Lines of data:
++++++++++
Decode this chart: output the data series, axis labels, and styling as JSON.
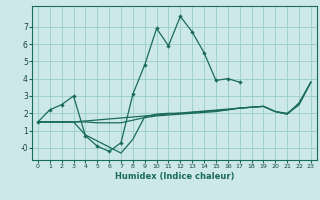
{
  "title": "",
  "xlabel": "Humidex (Indice chaleur)",
  "bg_color": "#cce8e8",
  "grid_color": "#99cccc",
  "line_color": "#1a6b5a",
  "xlim": [
    -0.5,
    23.5
  ],
  "ylim": [
    -0.7,
    8.2
  ],
  "yticks": [
    0,
    1,
    2,
    3,
    4,
    5,
    6,
    7
  ],
  "ytick_labels": [
    "-0",
    "1",
    "2",
    "3",
    "4",
    "5",
    "6",
    "7"
  ],
  "xticks": [
    0,
    1,
    2,
    3,
    4,
    5,
    6,
    7,
    8,
    9,
    10,
    11,
    12,
    13,
    14,
    15,
    16,
    17,
    18,
    19,
    20,
    21,
    22,
    23
  ],
  "line_main_x": [
    0,
    1,
    2,
    3,
    4,
    5,
    6,
    7,
    8,
    9,
    10,
    11,
    12,
    13,
    14,
    15,
    16,
    17
  ],
  "line_main_y": [
    1.5,
    2.2,
    2.5,
    3.0,
    0.7,
    0.1,
    -0.2,
    0.3,
    3.1,
    4.8,
    6.9,
    5.9,
    7.6,
    6.7,
    5.5,
    3.9,
    4.0,
    3.8
  ],
  "line_trend1_x": [
    0,
    1,
    2,
    3,
    4,
    5,
    6,
    7,
    8,
    9,
    10,
    11,
    12,
    13,
    14,
    15,
    16,
    17,
    18,
    19,
    20,
    21,
    22,
    23
  ],
  "line_trend1_y": [
    1.5,
    1.5,
    1.5,
    1.5,
    1.5,
    1.45,
    1.45,
    1.45,
    1.6,
    1.75,
    1.85,
    1.9,
    1.95,
    2.0,
    2.05,
    2.1,
    2.2,
    2.3,
    2.35,
    2.4,
    2.1,
    2.0,
    2.5,
    3.8
  ],
  "line_trend2_x": [
    0,
    3,
    4,
    5,
    6,
    7,
    8,
    9,
    10,
    11,
    12,
    13,
    14,
    15,
    16,
    17,
    18,
    19,
    20,
    21,
    22,
    23
  ],
  "line_trend2_y": [
    1.5,
    1.5,
    0.75,
    0.4,
    0.05,
    -0.3,
    0.5,
    1.8,
    1.95,
    2.0,
    2.0,
    2.05,
    2.1,
    2.15,
    2.2,
    2.3,
    2.35,
    2.4,
    2.1,
    1.95,
    2.6,
    3.8
  ],
  "line_trend3_x": [
    0,
    3,
    17,
    19,
    20,
    21,
    22,
    23
  ],
  "line_trend3_y": [
    1.5,
    1.5,
    2.3,
    2.4,
    2.1,
    1.95,
    2.5,
    3.8
  ]
}
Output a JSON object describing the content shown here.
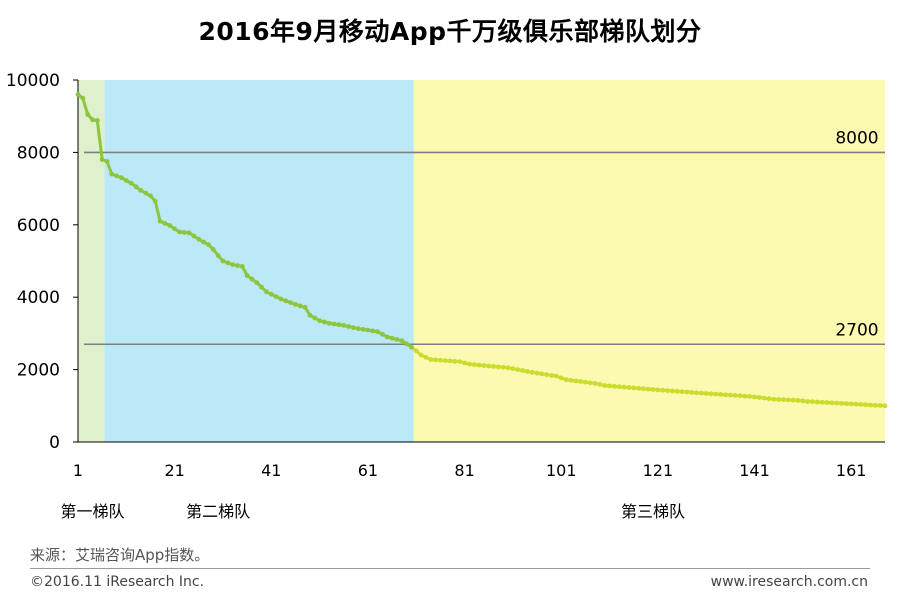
{
  "title": "2016年9月移动App千万级俱乐部梯队划分",
  "source": "来源：艾瑞咨询App指数。",
  "copyright": "©2016.11 iResearch Inc.",
  "website": "www.iresearch.com.cn",
  "colors": {
    "tier1_bg": "#dff0cd",
    "tier2_bg": "#bce9f7",
    "tier3_bg": "#fcf9b0",
    "line_tier1_2": "#8cc63f",
    "line_tier3": "#c9dd2f",
    "threshold": "#7f7f7f"
  },
  "chart_data": {
    "type": "line",
    "title": "2016年9月移动App千万级俱乐部梯队划分",
    "xlabel": "",
    "ylabel": "",
    "xlim": [
      1,
      168
    ],
    "ylim": [
      0,
      10000
    ],
    "x_ticks": [
      1,
      21,
      41,
      61,
      81,
      101,
      121,
      141,
      161
    ],
    "y_ticks": [
      0,
      2000,
      4000,
      6000,
      8000,
      10000
    ],
    "thresholds": [
      {
        "value": 8000,
        "label": "8000"
      },
      {
        "value": 2700,
        "label": "2700"
      }
    ],
    "tiers": [
      {
        "name": "第一梯队",
        "from": 1,
        "to": 6
      },
      {
        "name": "第二梯队",
        "from": 7,
        "to": 70
      },
      {
        "name": "第三梯队",
        "from": 71,
        "to": 168
      }
    ],
    "tier_label_positions": [
      {
        "label": "第一梯队",
        "x": 4
      },
      {
        "label": "第二梯队",
        "x": 30
      },
      {
        "label": "第三梯队",
        "x": 120
      }
    ],
    "anchors": [
      [
        1,
        9600
      ],
      [
        2,
        9500
      ],
      [
        3,
        9050
      ],
      [
        4,
        8900
      ],
      [
        5,
        8880
      ],
      [
        6,
        7800
      ],
      [
        7,
        7750
      ],
      [
        8,
        7400
      ],
      [
        10,
        7300
      ],
      [
        12,
        7150
      ],
      [
        14,
        6950
      ],
      [
        16,
        6800
      ],
      [
        17,
        6650
      ],
      [
        18,
        6100
      ],
      [
        20,
        5980
      ],
      [
        22,
        5800
      ],
      [
        24,
        5780
      ],
      [
        26,
        5600
      ],
      [
        28,
        5450
      ],
      [
        29,
        5320
      ],
      [
        30,
        5150
      ],
      [
        31,
        5000
      ],
      [
        33,
        4900
      ],
      [
        35,
        4850
      ],
      [
        36,
        4600
      ],
      [
        38,
        4400
      ],
      [
        40,
        4150
      ],
      [
        43,
        3950
      ],
      [
        46,
        3800
      ],
      [
        48,
        3720
      ],
      [
        49,
        3500
      ],
      [
        51,
        3350
      ],
      [
        53,
        3280
      ],
      [
        56,
        3220
      ],
      [
        59,
        3130
      ],
      [
        63,
        3050
      ],
      [
        65,
        2900
      ],
      [
        68,
        2800
      ],
      [
        70,
        2620
      ],
      [
        71,
        2520
      ],
      [
        72,
        2400
      ],
      [
        74,
        2280
      ],
      [
        80,
        2220
      ],
      [
        82,
        2150
      ],
      [
        90,
        2050
      ],
      [
        96,
        1900
      ],
      [
        100,
        1820
      ],
      [
        102,
        1720
      ],
      [
        108,
        1620
      ],
      [
        110,
        1560
      ],
      [
        120,
        1450
      ],
      [
        130,
        1350
      ],
      [
        140,
        1260
      ],
      [
        145,
        1180
      ],
      [
        150,
        1150
      ],
      [
        152,
        1120
      ],
      [
        160,
        1060
      ],
      [
        168,
        1000
      ]
    ]
  }
}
++++++++++
▶ [What you need to do]: Every line that holds the word "xlabel" should be extracted.

▶ [Finished task]:
  "xlabel": "Humidex (Indice chaleur)",
    "xlabel": "",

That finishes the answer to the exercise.